GIVEN DATA:
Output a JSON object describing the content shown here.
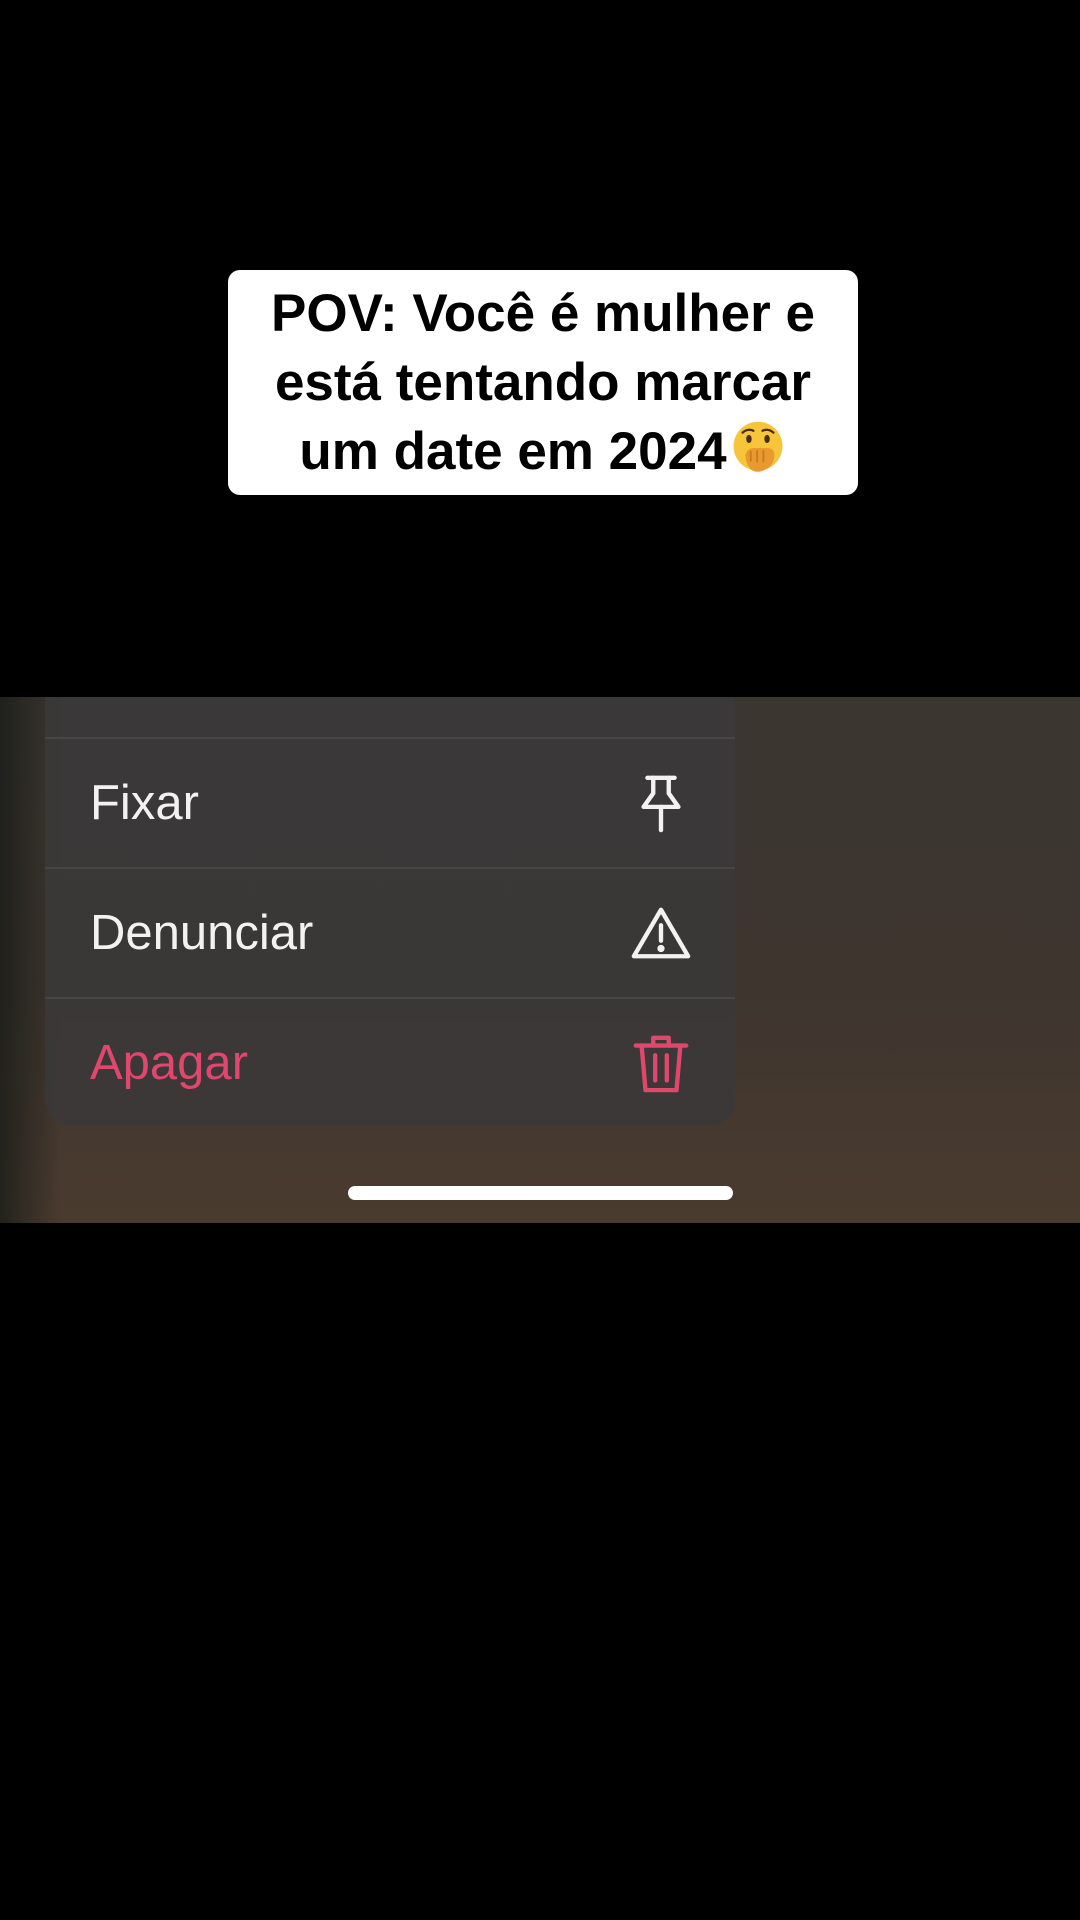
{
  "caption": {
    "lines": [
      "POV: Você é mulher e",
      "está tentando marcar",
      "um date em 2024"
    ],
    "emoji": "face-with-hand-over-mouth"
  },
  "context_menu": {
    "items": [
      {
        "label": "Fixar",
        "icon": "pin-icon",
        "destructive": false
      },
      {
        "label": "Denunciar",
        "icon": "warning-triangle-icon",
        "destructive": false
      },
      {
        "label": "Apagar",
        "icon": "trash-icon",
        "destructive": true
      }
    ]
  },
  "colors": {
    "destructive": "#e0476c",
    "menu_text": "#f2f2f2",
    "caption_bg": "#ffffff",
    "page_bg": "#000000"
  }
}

==

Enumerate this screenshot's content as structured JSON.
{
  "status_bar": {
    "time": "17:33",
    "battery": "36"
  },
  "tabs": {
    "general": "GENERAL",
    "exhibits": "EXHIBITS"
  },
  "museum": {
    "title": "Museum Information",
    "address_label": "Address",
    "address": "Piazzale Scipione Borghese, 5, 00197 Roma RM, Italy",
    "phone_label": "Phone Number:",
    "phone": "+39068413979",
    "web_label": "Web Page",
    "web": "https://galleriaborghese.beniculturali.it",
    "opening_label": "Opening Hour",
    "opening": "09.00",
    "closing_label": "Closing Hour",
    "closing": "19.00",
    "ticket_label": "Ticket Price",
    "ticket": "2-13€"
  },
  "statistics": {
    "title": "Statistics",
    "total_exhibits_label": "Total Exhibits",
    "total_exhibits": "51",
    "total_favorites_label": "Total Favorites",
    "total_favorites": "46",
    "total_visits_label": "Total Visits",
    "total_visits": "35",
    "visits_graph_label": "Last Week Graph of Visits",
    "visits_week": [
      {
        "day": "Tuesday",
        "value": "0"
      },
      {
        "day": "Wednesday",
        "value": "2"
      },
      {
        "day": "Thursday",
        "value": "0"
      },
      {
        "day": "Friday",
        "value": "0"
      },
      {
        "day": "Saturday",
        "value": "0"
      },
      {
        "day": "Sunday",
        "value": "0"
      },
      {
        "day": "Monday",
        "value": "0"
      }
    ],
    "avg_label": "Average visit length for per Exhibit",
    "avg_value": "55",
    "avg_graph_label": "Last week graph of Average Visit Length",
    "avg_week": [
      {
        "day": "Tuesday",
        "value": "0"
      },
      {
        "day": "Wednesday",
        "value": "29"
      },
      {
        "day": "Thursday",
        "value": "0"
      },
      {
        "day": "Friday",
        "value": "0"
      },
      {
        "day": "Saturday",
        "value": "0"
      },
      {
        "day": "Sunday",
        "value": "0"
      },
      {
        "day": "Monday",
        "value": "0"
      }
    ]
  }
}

REQUIREMENTS: Copy every line of the listing that contains the word "destructive".

COMPLETE RESPONSE:
        "destructive": false
        "destructive": false
        "destructive": true
    "destructive": "#e0476c",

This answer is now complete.